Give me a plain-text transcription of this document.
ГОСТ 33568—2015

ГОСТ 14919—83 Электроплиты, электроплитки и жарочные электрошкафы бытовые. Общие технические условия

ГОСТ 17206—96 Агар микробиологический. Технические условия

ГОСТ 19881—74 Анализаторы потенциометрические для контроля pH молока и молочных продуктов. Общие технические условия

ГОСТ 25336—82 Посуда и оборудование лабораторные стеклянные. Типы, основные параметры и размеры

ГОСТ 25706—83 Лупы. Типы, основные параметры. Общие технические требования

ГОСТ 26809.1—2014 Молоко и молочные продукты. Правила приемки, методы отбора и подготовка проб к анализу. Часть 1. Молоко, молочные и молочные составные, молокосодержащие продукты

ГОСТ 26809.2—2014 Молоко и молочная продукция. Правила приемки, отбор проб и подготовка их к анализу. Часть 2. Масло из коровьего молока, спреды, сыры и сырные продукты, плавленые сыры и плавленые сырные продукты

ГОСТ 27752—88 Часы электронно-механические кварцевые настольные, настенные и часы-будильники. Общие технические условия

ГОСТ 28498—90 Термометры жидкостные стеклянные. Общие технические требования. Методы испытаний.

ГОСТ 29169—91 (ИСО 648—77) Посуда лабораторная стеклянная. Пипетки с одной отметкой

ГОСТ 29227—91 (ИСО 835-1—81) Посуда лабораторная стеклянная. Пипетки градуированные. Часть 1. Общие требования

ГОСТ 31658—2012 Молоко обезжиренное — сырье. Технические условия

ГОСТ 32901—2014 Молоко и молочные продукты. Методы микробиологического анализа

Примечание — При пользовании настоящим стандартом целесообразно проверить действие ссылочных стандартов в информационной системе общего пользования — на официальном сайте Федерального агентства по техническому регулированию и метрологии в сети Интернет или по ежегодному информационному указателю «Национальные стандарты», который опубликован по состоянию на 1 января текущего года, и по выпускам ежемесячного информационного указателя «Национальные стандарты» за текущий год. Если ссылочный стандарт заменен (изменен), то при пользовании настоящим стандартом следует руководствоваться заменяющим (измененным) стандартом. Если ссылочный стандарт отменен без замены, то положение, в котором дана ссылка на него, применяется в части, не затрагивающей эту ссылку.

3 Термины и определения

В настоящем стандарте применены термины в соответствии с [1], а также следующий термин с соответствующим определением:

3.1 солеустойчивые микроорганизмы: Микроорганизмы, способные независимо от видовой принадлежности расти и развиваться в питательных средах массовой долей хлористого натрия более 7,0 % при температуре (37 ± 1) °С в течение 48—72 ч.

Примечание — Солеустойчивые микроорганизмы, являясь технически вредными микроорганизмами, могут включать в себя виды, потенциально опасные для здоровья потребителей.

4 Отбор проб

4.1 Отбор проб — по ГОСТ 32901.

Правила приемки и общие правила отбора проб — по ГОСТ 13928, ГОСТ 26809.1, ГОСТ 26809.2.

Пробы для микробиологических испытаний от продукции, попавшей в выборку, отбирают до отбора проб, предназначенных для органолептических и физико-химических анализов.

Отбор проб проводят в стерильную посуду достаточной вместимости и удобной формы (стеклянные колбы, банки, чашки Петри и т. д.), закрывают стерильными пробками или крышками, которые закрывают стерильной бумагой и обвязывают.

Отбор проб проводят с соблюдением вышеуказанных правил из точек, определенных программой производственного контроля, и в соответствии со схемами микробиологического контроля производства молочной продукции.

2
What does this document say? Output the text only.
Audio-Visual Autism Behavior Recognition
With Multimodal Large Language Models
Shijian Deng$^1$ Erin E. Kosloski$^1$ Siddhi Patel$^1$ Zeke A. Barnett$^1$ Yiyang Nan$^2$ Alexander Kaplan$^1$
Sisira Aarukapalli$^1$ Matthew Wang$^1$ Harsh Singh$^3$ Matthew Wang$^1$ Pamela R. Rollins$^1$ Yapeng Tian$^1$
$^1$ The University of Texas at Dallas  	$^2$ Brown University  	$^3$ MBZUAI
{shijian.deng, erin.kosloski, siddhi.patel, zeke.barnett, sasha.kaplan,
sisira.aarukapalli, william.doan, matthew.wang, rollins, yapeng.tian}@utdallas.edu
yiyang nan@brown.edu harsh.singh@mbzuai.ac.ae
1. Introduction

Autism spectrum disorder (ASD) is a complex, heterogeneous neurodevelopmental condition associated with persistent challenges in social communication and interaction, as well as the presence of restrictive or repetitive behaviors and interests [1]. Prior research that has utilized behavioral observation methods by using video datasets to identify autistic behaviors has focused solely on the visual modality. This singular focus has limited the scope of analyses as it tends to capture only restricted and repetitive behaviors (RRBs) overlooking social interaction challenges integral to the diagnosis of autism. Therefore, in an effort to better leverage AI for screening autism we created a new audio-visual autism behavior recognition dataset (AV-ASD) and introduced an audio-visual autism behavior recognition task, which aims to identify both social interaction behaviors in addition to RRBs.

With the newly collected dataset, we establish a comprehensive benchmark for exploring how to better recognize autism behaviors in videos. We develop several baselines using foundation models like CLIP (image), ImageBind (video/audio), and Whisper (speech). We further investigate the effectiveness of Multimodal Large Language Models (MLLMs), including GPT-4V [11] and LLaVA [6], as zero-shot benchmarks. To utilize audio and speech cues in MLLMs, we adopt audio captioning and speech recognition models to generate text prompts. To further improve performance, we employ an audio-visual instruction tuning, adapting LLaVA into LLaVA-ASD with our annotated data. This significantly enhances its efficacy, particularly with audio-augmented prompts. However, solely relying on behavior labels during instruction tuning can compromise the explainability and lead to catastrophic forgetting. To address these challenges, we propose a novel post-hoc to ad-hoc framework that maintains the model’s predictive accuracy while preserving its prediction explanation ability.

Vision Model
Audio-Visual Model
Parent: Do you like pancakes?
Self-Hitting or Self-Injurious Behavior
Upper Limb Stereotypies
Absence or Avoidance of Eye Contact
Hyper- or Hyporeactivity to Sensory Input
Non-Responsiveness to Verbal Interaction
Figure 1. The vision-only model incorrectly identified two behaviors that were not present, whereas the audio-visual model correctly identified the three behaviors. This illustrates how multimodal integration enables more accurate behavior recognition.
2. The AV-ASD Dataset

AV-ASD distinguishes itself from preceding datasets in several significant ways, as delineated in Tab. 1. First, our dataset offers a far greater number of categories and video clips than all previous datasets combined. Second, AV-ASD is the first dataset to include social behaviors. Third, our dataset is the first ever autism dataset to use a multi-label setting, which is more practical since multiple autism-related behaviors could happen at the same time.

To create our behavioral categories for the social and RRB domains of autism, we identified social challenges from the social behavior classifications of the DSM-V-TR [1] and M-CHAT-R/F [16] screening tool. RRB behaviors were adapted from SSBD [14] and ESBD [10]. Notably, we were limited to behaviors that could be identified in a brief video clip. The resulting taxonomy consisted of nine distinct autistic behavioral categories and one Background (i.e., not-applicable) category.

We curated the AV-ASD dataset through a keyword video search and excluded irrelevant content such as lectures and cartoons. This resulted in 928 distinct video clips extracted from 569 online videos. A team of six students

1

——————————

Repeat all of the records above exactly as they appear.

Give me a plain-text transcription of this document.
ГОСТ 33568—2015

ГОСТ 14919—83 Электроплиты, электроплитки и жарочные электрошкафы бытовые. Общие технические условия

ГОСТ 17206—96 Агар микробиологический. Технические условия

ГОСТ 19881—74 Анализаторы потенциометрические для контроля pH молока и молочных продуктов. Общие технические условия

ГОСТ 25336—82 Посуда и оборудование лабораторные стеклянные. Типы, основные параметры и размеры

ГОСТ 25706—83 Лупы. Типы, основные параметры. Общие технические требования

ГОСТ 26809.1—2014 Молоко и молочные продукты. Правила приемки, методы отбора и подготовка проб к анализу. Часть 1. Молоко, молочные и молочные составные, молокосодержащие продукты

ГОСТ 26809.2—2014 Молоко и молочная продукция. Правила приемки, отбор проб и подготовка их к анализу. Часть 2. Масло из коровьего молока, спреды, сыры и сырные продукты, плавленые сыры и плавленые сырные продукты

ГОСТ 27752—88 Часы электронно-механические кварцевые настольные, настенные и часы-будильники. Общие технические условия

ГОСТ 28498—90 Термометры жидкостные стеклянные. Общие технические требования. Методы испытаний.

ГОСТ 29169—91 (ИСО 648—77) Посуда лабораторная стеклянная. Пипетки с одной отметкой

ГОСТ 29227—91 (ИСО 835-1—81) Посуда лабораторная стеклянная. Пипетки градуированные. Часть 1. Общие требования

ГОСТ 31658—2012 Молоко обезжиренное — сырье. Технические условия

ГОСТ 32901—2014 Молоко и молочные продукты. Методы микробиологического анализа

Примечание — При пользовании настоящим стандартом целесообразно проверить действие ссылочных стандартов в информационной системе общего пользования — на официальном сайте Федерального агентства по техническому регулированию и метрологии в сети Интернет или по ежегодному информационному указателю «Национальные стандарты», который опубликован по состоянию на 1 января текущего года, и по выпускам ежемесячного информационного указателя «Национальные стандарты» за текущий год. Если ссылочный стандарт заменен (изменен), то при пользовании настоящим стандартом следует руководствоваться заменяющим (измененным) стандартом. Если ссылочный стандарт отменен без замены, то положение, в котором дана ссылка на него, применяется в части, не затрагивающей эту ссылку.

3 Термины и определения

В настоящем стандарте применены термины в соответствии с [1], а также следующий термин с соответствующим определением:

3.1 солеустойчивые микроорганизмы: Микроорганизмы, способные независимо от видовой принадлежности расти и развиваться в питательных средах массовой долей хлористого натрия более 7,0 % при температуре (37 ± 1) °С в течение 48—72 ч.

Примечание — Солеустойчивые микроорганизмы, являясь технически вредными микроорганизмами, могут включать в себя виды, потенциально опасные для здоровья потребителей.

4 Отбор проб

4.1 Отбор проб — по ГОСТ 32901.

Правила приемки и общие правила отбора проб — по ГОСТ 13928, ГОСТ 26809.1, ГОСТ 26809.2.

Пробы для микробиологических испытаний от продукции, попавшей в выборку, отбирают до отбора проб, предназначенных для органолептических и физико-химических анализов.

Отбор проб проводят в стерильную посуду достаточной вместимости и удобной формы (стеклянные колбы, банки, чашки Петри и т. д.), закрывают стерильными пробками или крышками, которые закрывают стерильной бумагой и обвязывают.

Отбор проб проводят с соблюдением вышеуказанных правил из точек, определенных программой производственного контроля, и в соответствии со схемами микробиологического контроля производства молочной продукции.

2
What does this document say? Output the text only.
Audio-Visual Autism Behavior Recognition
With Multimodal Large Language Models
Shijian Deng$^1$ Erin E. Kosloski$^1$ Siddhi Patel$^1$ Zeke A. Barnett$^1$ Yiyang Nan$^2$ Alexander Kaplan$^1$
Sisira Aarukapalli$^1$ Matthew Wang$^1$ Harsh Singh$^3$ Matthew Wang$^1$ Pamela R. Rollins$^1$ Yapeng Tian$^1$
$^1$ The University of Texas at Dallas  	$^2$ Brown University  	$^3$ MBZUAI
{shijian.deng, erin.kosloski, siddhi.patel, zeke.barnett, sasha.kaplan,
sisira.aarukapalli, william.doan, matthew.wang, rollins, yapeng.tian}@utdallas.edu
yiyang nan@brown.edu harsh.singh@mbzuai.ac.ae
1. Introduction

Autism spectrum disorder (ASD) is a complex, heterogeneous neurodevelopmental condition associated with persistent challenges in social communication and interaction, as well as the presence of restrictive or repetitive behaviors and interests [1]. Prior research that has utilized behavioral observation methods by using video datasets to identify autistic behaviors has focused solely on the visual modality. This singular focus has limited the scope of analyses as it tends to capture only restricted and repetitive behaviors (RRBs) overlooking social interaction challenges integral to the diagnosis of autism. Therefore, in an effort to better leverage AI for screening autism we created a new audio-visual autism behavior recognition dataset (AV-ASD) and introduced an audio-visual autism behavior recognition task, which aims to identify both social interaction behaviors in addition to RRBs.

With the newly collected dataset, we establish a comprehensive benchmark for exploring how to better recognize autism behaviors in videos. We develop several baselines using foundation models like CLIP (image), ImageBind (video/audio), and Whisper (speech). We further investigate the effectiveness of Multimodal Large Language Models (MLLMs), including GPT-4V [11] and LLaVA [6], as zero-shot benchmarks. To utilize audio and speech cues in MLLMs, we adopt audio captioning and speech recognition models to generate text prompts. To further improve performance, we employ an audio-visual instruction tuning, adapting LLaVA into LLaVA-ASD with our annotated data. This significantly enhances its efficacy, particularly with audio-augmented prompts. However, solely relying on behavior labels during instruction tuning can compromise the explainability and lead to catastrophic forgetting. To address these challenges, we propose a novel post-hoc to ad-hoc framework that maintains the model’s predictive accuracy while preserving its prediction explanation ability.

Vision Model
Audio-Visual Model
Parent: Do you like pancakes?
Self-Hitting or Self-Injurious Behavior
Upper Limb Stereotypies
Absence or Avoidance of Eye Contact
Hyper- or Hyporeactivity to Sensory Input
Non-Responsiveness to Verbal Interaction
Figure 1. The vision-only model incorrectly identified two behaviors that were not present, whereas the audio-visual model correctly identified the three behaviors. This illustrates how multimodal integration enables more accurate behavior recognition.
2. The AV-ASD Dataset

AV-ASD distinguishes itself from preceding datasets in several significant ways, as delineated in Tab. 1. First, our dataset offers a far greater number of categories and video clips than all previous datasets combined. Second, AV-ASD is the first dataset to include social behaviors. Third, our dataset is the first ever autism dataset to use a multi-label setting, which is more practical since multiple autism-related behaviors could happen at the same time.

To create our behavioral categories for the social and RRB domains of autism, we identified social challenges from the social behavior classifications of the DSM-V-TR [1] and M-CHAT-R/F [16] screening tool. RRB behaviors were adapted from SSBD [14] and ESBD [10]. Notably, we were limited to behaviors that could be identified in a brief video clip. The resulting taxonomy consisted of nine distinct autistic behavioral categories and one Background (i.e., not-applicable) category.

We curated the AV-ASD dataset through a keyword video search and excluded irrelevant content such as lectures and cartoons. This resulted in 928 distinct video clips extracted from 569 online videos. A team of six students

1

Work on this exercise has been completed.